____ Records to use

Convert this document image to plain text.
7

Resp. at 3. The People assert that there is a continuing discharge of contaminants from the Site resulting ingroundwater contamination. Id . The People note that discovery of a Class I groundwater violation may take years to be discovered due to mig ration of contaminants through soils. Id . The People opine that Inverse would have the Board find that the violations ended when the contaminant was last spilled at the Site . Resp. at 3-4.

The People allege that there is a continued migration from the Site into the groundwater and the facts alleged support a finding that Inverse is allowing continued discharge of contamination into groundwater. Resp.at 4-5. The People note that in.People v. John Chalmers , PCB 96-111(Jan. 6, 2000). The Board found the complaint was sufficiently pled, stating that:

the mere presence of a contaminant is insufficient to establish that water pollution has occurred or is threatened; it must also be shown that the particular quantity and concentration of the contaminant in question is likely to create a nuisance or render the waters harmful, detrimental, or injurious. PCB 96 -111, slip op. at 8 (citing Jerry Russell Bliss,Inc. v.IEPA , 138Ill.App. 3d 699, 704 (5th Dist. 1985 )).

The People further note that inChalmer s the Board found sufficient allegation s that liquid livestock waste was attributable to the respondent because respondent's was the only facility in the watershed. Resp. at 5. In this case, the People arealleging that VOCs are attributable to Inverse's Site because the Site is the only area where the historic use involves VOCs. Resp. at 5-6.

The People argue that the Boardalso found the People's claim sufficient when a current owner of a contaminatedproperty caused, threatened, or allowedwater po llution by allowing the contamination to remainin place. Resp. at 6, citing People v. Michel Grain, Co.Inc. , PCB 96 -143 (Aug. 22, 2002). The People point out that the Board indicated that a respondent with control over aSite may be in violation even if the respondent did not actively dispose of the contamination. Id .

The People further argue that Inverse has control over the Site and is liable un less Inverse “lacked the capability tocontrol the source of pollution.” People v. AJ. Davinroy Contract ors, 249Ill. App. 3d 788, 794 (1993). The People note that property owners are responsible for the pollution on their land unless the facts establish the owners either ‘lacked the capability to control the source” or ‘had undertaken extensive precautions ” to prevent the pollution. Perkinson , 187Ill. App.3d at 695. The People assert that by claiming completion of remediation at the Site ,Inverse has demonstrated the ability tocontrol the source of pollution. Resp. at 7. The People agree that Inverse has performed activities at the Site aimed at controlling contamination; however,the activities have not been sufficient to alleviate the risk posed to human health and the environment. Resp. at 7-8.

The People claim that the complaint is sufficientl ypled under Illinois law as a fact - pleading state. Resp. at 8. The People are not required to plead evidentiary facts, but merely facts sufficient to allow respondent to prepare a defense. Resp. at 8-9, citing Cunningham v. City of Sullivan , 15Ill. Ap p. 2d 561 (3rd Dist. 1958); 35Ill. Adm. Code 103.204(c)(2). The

________

*To be done*
From the listing above, collect each line in which the string "this" appears.

*Problem solution*
Convert this document image to plain text.
The People further note that inChalmer s the Board found sufficient allegation s that liquid livestock waste was attributable to the respondent because respondent's was the only facility in the watershed. Resp. at 5. In this case, the People arealleging that VOCs are attributable to Inverse's Site because the Site is the only area where the historic use involves VOCs. Resp. at 5-6.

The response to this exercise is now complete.